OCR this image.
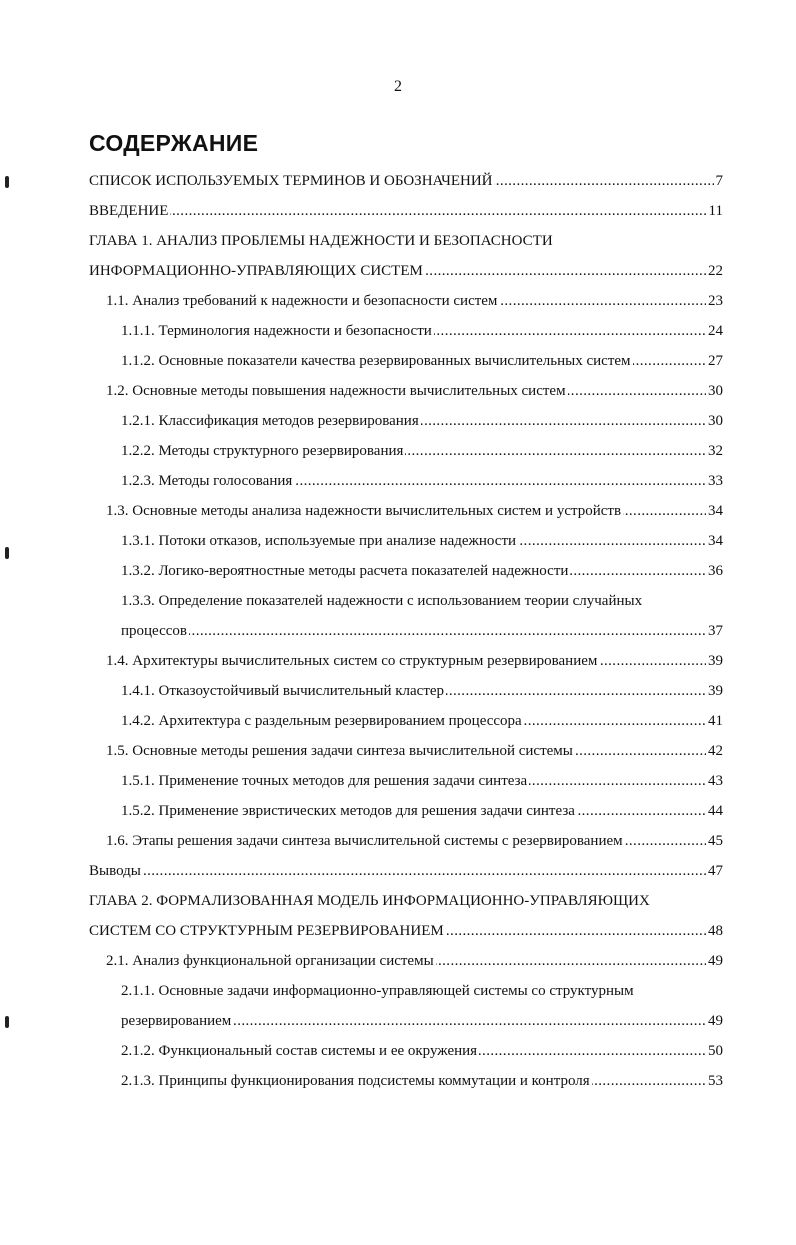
2
СОДЕРЖАНИЕ
.....
СПИСОК ИСПОЛЬЗУЕМЫХ ТЕРМИНОВ И ОБОЗНАЧЕНИЙ	7
.....
ВВЕДЕНИЕ	11
ГЛАВА 1. АНАЛИЗ ПРОБЛЕМЫ НАДЕЖНОСТИ И БЕЗОПАСНОСТИ
.....
ИНФОРМАЦИОННО-УПРАВЛЯЮЩИХ СИСТЕМ	22
.....
1.1. Анализ требований к надежности и безопасности систем	23
.....
1.1.1. Терминология надежности и безопасности	24
.....
1.1.2. Основные показатели качества резервированных вычислительных систем	27
.....
1.2. Основные методы повышения надежности вычислительных систем	30
.....
1.2.1. Классификация методов резервирования	30
.....
1.2.2. Методы структурного резервирования	32
.....
1.2.3. Методы голосования	33
.....
1.3. Основные методы анализа надежности вычислительных систем и устройств	34
.....
1.3.1. Потоки отказов, используемые при анализе надежности	34
.....
1.3.2. Логико-вероятностные методы расчета показателей надежности	36
1.3.3. Определение показателей надежности с использованием теории случайных
.....
процессов	37
.....
1.4. Архитектуры вычислительных систем со структурным резервированием	39
.....
1.4.1. Отказоустойчивый вычислительный кластер	39
.....
1.4.2. Архитектура с раздельным резервированием процессора	41
.....
1.5. Основные методы решения задачи синтеза вычислительной системы	42
.....
1.5.1. Применение точных методов для решения задачи синтеза	43
.....
1.5.2. Применение эвристических методов для решения задачи синтеза	44
.....
1.6. Этапы решения задачи синтеза вычислительной системы с резервированием	45
.....
Выводы	47
ГЛАВА 2. ФОРМАЛИЗОВАННАЯ МОДЕЛЬ ИНФОРМАЦИОННО-УПРАВЛЯЮЩИХ
.....
СИСТЕМ СО СТРУКТУРНЫМ РЕЗЕРВИРОВАНИЕМ	48
.....
2.1. Анализ функциональной организации системы	49
2.1.1. Основные задачи информационно-управляющей системы со структурным
.....
резервированием	49
.....
2.1.2. Функциональный состав системы и ее окружения	50
.....
2.1.3. Принципы функционирования подсистемы коммутации и контроля	53
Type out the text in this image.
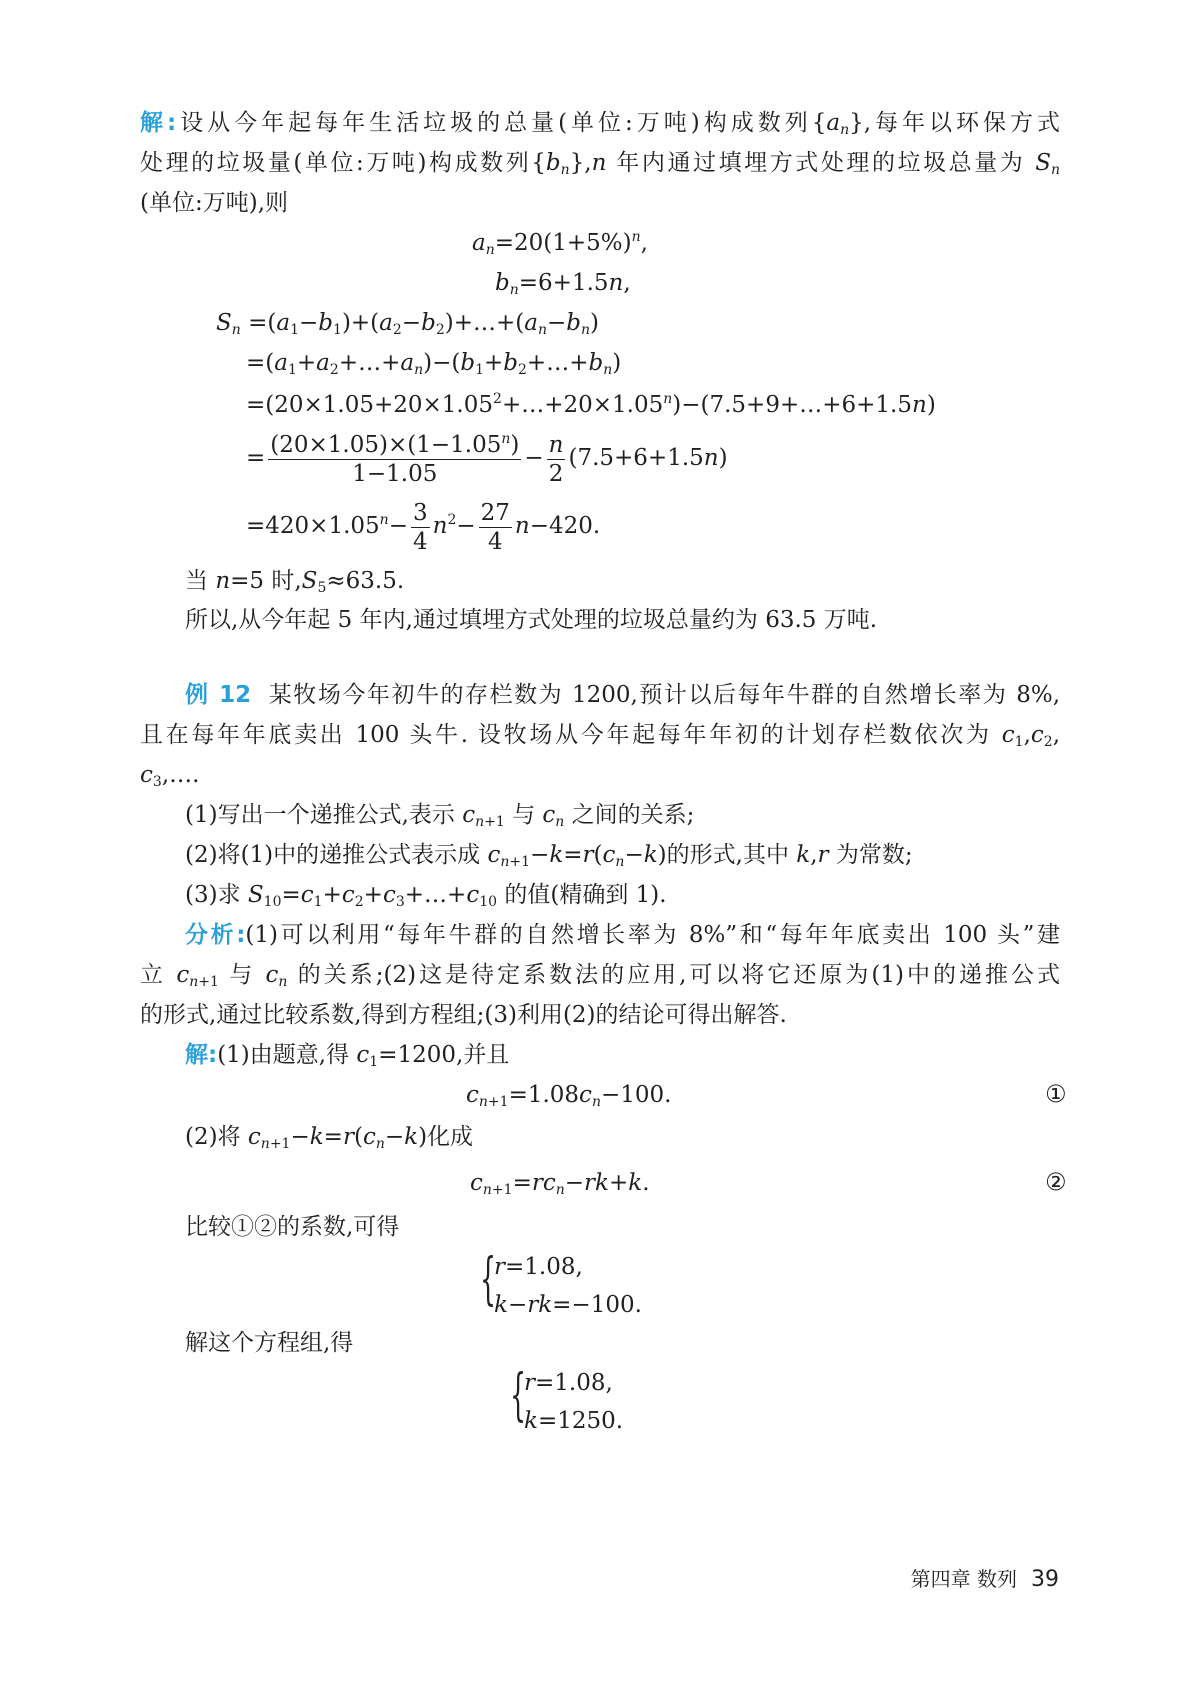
解:设从今年起每年生活垃圾的总量(单位:万吨)构成数列$\{a_n\}$,每年以环保方式
处理的垃圾量(单位:万吨)构成数列$\{b_n\},n$ 年内通过填埋方式处理的垃圾总量为 $S_n$
(单位:万吨),则
$a_n=20(1+5\%)^n$,
$b_n=6+1.5n$,
$S_n$ $=(a_1-b_1)+(a_2-b_2)+\dots+(a_n-b_n)$
$=(a_1+a_2+\dots+a_n)-(b_1+b_2+\dots+b_n)$
$=(20\times 1.05+20\times 1.05^2+\dots+20\times 1.05^n)-(7.5+9+\dots+6+1.5n)$
= $\frac{(20\times 1.05)\times(1-1.05^n)}{1-1.05} - \frac{n}{2} (7.5+6+1.5n)$
$=420\times 1.05^n- \frac{3}{4} n^2- \frac{27}{4} n-420$.
当 n=5 时$,S_5\approx 63.5$.
所以,从今年起 5 年内,通过填埋方式处理的垃圾总量约为 63.5 万吨.
例 12  某牧场今年初牛的存栏数为 1200,预计以后每年牛群的自然增长率为 8%,
且在每年年底卖出 100 头牛. 设牧场从今年起每年年初的计划存栏数依次为 $c_1,c_2$,
$c_3,\dots$.
(1)写出一个递推公式,表示 $c_{n+1}$ 与 $c_n$ 之间的关系;
(2)将(1)中的递推公式表示成 $c_{n+1}-k=r(c_n-k)$的形式,其中 k,r 为常数;
(3)求 $S_{10}=c_1+c_2+c_3+\dots+c_{10}$ 的值(精确到 1).
分析:(1)可以利用“每年牛群的自然增长率为 8%”和“每年年底卖出 100 头”建
立 $c_{n+1}$ 与 $c_n$ 的关系;(2)这是待定系数法的应用,可以将它还原为(1)中的递推公式
的形式,通过比较系数,得到方程组;(3)利用(2)的结论可得出解答.
解:(1)由题意,得 $c_1=1200$,并且
$c_{n+1}=1.08c_n-100$.	①
(2)将 $c_{n+1}-k=r(c_n-k)$化成
$c_{n+1}=rc_n-rk+k$.	②
比较①②的系数,可得
{
r=1.08,
k−rk=−100.
解这个方程组,得
{
r=1.08,
k=1250.
第四章 数列 39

::::::::::

▶ _What the task requires_
Could you repeat, exactly and with nothing else, the lines from the one containing "Type out the text in this image." through the last line of the records above, leaving out the pictures?

▶ _Final result_
Type out the text in this image.
解:设从今年起每年生活垃圾的总量(单位:万吨)构成数列$\{a_n\}$,每年以环保方式
处理的垃圾量(单位:万吨)构成数列$\{b_n\},n$ 年内通过填埋方式处理的垃圾总量为 $S_n$
(单位:万吨),则
$a_n=20(1+5\%)^n$,
$b_n=6+1.5n$,
$S_n$ $=(a_1-b_1)+(a_2-b_2)+\dots+(a_n-b_n)$
$=(a_1+a_2+\dots+a_n)-(b_1+b_2+\dots+b_n)$
$=(20\times 1.05+20\times 1.05^2+\dots+20\times 1.05^n)-(7.5+9+\dots+6+1.5n)$
= $\frac{(20\times 1.05)\times(1-1.05^n)}{1-1.05} - \frac{n}{2} (7.5+6+1.5n)$
$=420\times 1.05^n- \frac{3}{4} n^2- \frac{27}{4} n-420$.
当 n=5 时$,S_5\approx 63.5$.
所以,从今年起 5 年内,通过填埋方式处理的垃圾总量约为 63.5 万吨.
例 12  某牧场今年初牛的存栏数为 1200,预计以后每年牛群的自然增长率为 8%,
且在每年年底卖出 100 头牛. 设牧场从今年起每年年初的计划存栏数依次为 $c_1,c_2$,
$c_3,\dots$.
(1)写出一个递推公式,表示 $c_{n+1}$ 与 $c_n$ 之间的关系;
(2)将(1)中的递推公式表示成 $c_{n+1}-k=r(c_n-k)$的形式,其中 k,r 为常数;
(3)求 $S_{10}=c_1+c_2+c_3+\dots+c_{10}$ 的值(精确到 1).
分析:(1)可以利用“每年牛群的自然增长率为 8%”和“每年年底卖出 100 头”建
立 $c_{n+1}$ 与 $c_n$ 的关系;(2)这是待定系数法的应用,可以将它还原为(1)中的递推公式
的形式,通过比较系数,得到方程组;(3)利用(2)的结论可得出解答.
解:(1)由题意,得 $c_1=1200$,并且
$c_{n+1}=1.08c_n-100$.	①
(2)将 $c_{n+1}-k=r(c_n-k)$化成
$c_{n+1}=rc_n-rk+k$.	②
比较①②的系数,可得
{
r=1.08,
k−rk=−100.
解这个方程组,得
{
r=1.08,
k=1250.
第四章 数列 39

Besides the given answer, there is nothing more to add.